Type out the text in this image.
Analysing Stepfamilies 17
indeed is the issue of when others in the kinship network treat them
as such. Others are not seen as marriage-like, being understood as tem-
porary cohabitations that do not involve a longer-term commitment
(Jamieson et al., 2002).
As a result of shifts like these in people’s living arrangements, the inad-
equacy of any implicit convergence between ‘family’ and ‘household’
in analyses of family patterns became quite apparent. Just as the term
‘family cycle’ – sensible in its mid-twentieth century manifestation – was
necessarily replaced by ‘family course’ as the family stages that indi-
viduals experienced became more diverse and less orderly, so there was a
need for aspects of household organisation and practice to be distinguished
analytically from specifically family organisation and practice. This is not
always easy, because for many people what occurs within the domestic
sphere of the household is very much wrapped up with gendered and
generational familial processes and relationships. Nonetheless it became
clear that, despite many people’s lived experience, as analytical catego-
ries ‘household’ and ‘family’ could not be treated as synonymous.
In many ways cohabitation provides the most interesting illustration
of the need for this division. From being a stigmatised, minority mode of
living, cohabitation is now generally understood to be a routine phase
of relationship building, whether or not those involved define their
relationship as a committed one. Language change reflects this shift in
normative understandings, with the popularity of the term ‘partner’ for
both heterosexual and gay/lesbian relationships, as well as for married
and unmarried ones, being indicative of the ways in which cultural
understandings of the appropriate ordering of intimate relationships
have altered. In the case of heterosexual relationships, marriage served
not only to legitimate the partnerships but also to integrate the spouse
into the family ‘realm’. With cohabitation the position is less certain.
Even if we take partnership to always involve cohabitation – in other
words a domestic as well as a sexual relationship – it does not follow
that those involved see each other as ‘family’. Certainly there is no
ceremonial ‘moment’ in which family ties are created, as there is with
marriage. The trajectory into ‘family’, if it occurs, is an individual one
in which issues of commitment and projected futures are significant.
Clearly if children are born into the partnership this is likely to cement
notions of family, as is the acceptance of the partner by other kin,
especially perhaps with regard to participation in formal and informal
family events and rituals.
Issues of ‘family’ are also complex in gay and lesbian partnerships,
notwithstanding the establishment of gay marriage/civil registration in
◆ ◆ ◆
Given request
Set down the entries above again, word for word.

Correct answer
Type out the text in this image.
Analysing Stepfamilies 17
indeed is the issue of when others in the kinship network treat them
as such. Others are not seen as marriage-like, being understood as tem-
porary cohabitations that do not involve a longer-term commitment
(Jamieson et al., 2002).
As a result of shifts like these in people’s living arrangements, the inad-
equacy of any implicit convergence between ‘family’ and ‘household’
in analyses of family patterns became quite apparent. Just as the term
‘family cycle’ – sensible in its mid-twentieth century manifestation – was
necessarily replaced by ‘family course’ as the family stages that indi-
viduals experienced became more diverse and less orderly, so there was a
need for aspects of household organisation and practice to be distinguished
analytically from specifically family organisation and practice. This is not
always easy, because for many people what occurs within the domestic
sphere of the household is very much wrapped up with gendered and
generational familial processes and relationships. Nonetheless it became
clear that, despite many people’s lived experience, as analytical catego-
ries ‘household’ and ‘family’ could not be treated as synonymous.
In many ways cohabitation provides the most interesting illustration
of the need for this division. From being a stigmatised, minority mode of
living, cohabitation is now generally understood to be a routine phase
of relationship building, whether or not those involved define their
relationship as a committed one. Language change reflects this shift in
normative understandings, with the popularity of the term ‘partner’ for
both heterosexual and gay/lesbian relationships, as well as for married
and unmarried ones, being indicative of the ways in which cultural
understandings of the appropriate ordering of intimate relationships
have altered. In the case of heterosexual relationships, marriage served
not only to legitimate the partnerships but also to integrate the spouse
into the family ‘realm’. With cohabitation the position is less certain.
Even if we take partnership to always involve cohabitation – in other
words a domestic as well as a sexual relationship – it does not follow
that those involved see each other as ‘family’. Certainly there is no
ceremonial ‘moment’ in which family ties are created, as there is with
marriage. The trajectory into ‘family’, if it occurs, is an individual one
in which issues of commitment and projected futures are significant.
Clearly if children are born into the partnership this is likely to cement
notions of family, as is the acceptance of the partner by other kin,
especially perhaps with regard to participation in formal and informal
family events and rituals.
Issues of ‘family’ are also complex in gay and lesbian partnerships,
notwithstanding the establishment of gay marriage/civil registration in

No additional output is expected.